→ INSTRUCTION
Copy every line in which the string "value" occurs.

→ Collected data
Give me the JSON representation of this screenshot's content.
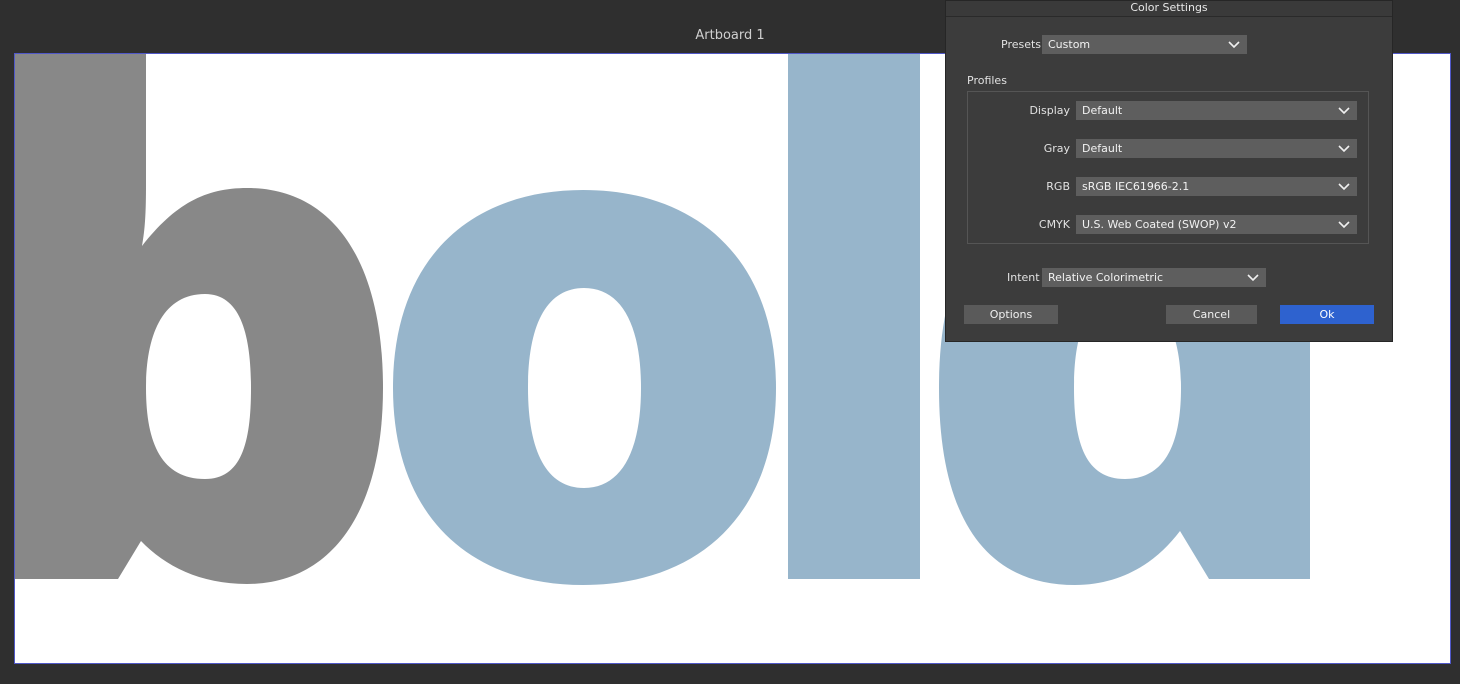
{
  "artboard": {
    "title": "Artboard 1",
    "text": "bold",
    "colors": {
      "b": "#888888",
      "old": "#97b5cb",
      "background": "#ffffff",
      "border": "#5058c8"
    }
  },
  "dialog": {
    "title": "Color Settings",
    "presets": {
      "label": "Presets",
      "value": "Custom"
    },
    "profiles_label": "Profiles",
    "profiles": [
      {
        "label": "Display",
        "value": "Default"
      },
      {
        "label": "Gray",
        "value": "Default"
      },
      {
        "label": "RGB",
        "value": "sRGB IEC61966-2.1"
      },
      {
        "label": "CMYK",
        "value": "U.S. Web Coated (SWOP) v2"
      }
    ],
    "intent": {
      "label": "Intent",
      "value": "Relative Colorimetric"
    },
    "buttons": {
      "options": "Options",
      "cancel": "Cancel",
      "ok": "Ok"
    },
    "accent": "#2e62cf"
  }
}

→ WRITTEN REPLY
      "value": "Custom"
        "value": "Default"
        "value": "Default"
        "value": "sRGB IEC61966-2.1"
        "value": "U.S. Web Coated (SWOP) v2"
      "value": "Relative Colorimetric"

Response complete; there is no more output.